_Source_.
Probability for Data Science
eBook  ›  Chapter 5 · Joint Distributions
Section 5.7

Transformation of Multidimensional Gaussians

As we have seen in Figure 5.14, the shape and orientation of a multidimensional Gaussian are determined by the mean vector \(\vmu\) and the covariance matrix \(\mSigma\). This means that if we can somehow transform the mean vector and the covariance matrix, we will get another Gaussian. A few practical questions are:

These questions come up frequently in data analysis. Answering the first two questions will help us transform Gaussians back and forth, while answering the last question will help us with generating random samples.

5.7.1Linear transformation of mean and covariance

Suppose we have an arbitrary (not necessarily a Gaussian) vector \(\mX = [X_1,\ldots,X_N]^T\) with mean \(\vmu_X\) and covariance \(\mSigma_X\). Entries of \(\mX\) are not necessarily independent. Let \(\mA \in \R^{N \times N}\) be a transformation, and let \(\mY = \mA\mX\). That is,

$$\mY = \begin{bmatrix} Y_1\\ Y_2\\ \vdots\\ Y_N \end{bmatrix} = \begin{bmatrix} a_{11} & a_{12} & \cdots & a_{1N}\\ a_{21} & a_{22} & \cdots & a_{2N}\\ \vdots & \vdots & \ddots & \vdots \\ a_{N1} & a_{N2} & \cdots & a_{NN} \end{bmatrix} \begin{bmatrix} X_1\\ X_2\\ \vdots\\ X_N \end{bmatrix} = \mA\mX.$$

Then we can show the following result.

Element placement records:
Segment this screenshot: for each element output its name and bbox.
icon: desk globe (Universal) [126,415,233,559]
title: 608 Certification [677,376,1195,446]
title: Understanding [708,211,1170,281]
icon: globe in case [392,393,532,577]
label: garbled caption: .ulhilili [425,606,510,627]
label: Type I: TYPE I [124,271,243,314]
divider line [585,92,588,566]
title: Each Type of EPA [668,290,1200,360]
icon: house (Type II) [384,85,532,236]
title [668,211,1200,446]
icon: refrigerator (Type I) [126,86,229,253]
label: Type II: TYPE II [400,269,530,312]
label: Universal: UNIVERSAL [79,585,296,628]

_Challenge_. According to the section on transforming multidimensional Gaussians, what determines the shape and orientation of a multidimensional Gaussian? The records have no connection to the section on transforming multidimensional Gaussians.

_Output_. The mean vector and the covariance matrix.